### Short exercise
Can all of these lines be returned exactly?
--- Begin ---
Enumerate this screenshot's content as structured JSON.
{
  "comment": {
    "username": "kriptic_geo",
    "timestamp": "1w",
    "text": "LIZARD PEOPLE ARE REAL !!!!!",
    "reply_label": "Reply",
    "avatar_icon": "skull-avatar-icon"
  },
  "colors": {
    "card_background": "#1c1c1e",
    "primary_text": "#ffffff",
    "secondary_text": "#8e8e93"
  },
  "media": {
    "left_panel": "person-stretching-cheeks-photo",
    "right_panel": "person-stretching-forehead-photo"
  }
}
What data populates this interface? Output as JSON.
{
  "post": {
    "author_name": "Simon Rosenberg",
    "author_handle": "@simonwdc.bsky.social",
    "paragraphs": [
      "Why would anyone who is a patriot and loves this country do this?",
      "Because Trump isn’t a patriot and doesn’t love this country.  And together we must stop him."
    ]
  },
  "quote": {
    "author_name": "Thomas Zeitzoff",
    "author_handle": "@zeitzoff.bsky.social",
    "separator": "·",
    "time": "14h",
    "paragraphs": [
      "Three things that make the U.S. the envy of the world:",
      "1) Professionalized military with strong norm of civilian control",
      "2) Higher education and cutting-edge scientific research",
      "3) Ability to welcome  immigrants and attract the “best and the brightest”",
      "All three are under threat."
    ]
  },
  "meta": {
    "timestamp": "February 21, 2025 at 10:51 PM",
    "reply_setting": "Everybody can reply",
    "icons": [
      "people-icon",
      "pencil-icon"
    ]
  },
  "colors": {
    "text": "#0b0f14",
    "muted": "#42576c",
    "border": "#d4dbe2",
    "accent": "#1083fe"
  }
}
--- End ---
### Written solution
Enumerate this screenshot's content as structured JSON.
{
  "comment": {
    "username": "kriptic_geo",
    "timestamp": "1w",
    "text": "LIZARD PEOPLE ARE REAL !!!!!",
    "reply_label": "Reply",
    "avatar_icon": "skull-avatar-icon"
  },
  "colors": {
    "card_background": "#1c1c1e",
    "primary_text": "#ffffff",
    "secondary_text": "#8e8e93"
  },
  "media": {
    "left_panel": "person-stretching-cheeks-photo",
    "right_panel": "person-stretching-forehead-photo"
  }
}
What data populates this interface? Output as JSON.
{
  "post": {
    "author_name": "Simon Rosenberg",
    "author_handle": "@simonwdc.bsky.social",
    "paragraphs": [
      "Why would anyone who is a patriot and loves this country do this?",
      "Because Trump isn’t a patriot and doesn’t love this country.  And together we must stop him."
    ]
  },
  "quote": {
    "author_name": "Thomas Zeitzoff",
    "author_handle": "@zeitzoff.bsky.social",
    "separator": "·",
    "time": "14h",
    "paragraphs": [
      "Three things that make the U.S. the envy of the world:",
      "1) Professionalized military with strong norm of civilian control",
      "2) Higher education and cutting-edge scientific research",
      "3) Ability to welcome  immigrants and attract the “best and the brightest”",
      "All three are under threat."
    ]
  },
  "meta": {
    "timestamp": "February 21, 2025 at 10:51 PM",
    "reply_setting": "Everybody can reply",
    "icons": [
      "people-icon",
      "pencil-icon"
    ]
  },
  "colors": {
    "text": "#0b0f14",
    "muted": "#42576c",
    "border": "#d4dbe2",
    "accent": "#1083fe"
  }
}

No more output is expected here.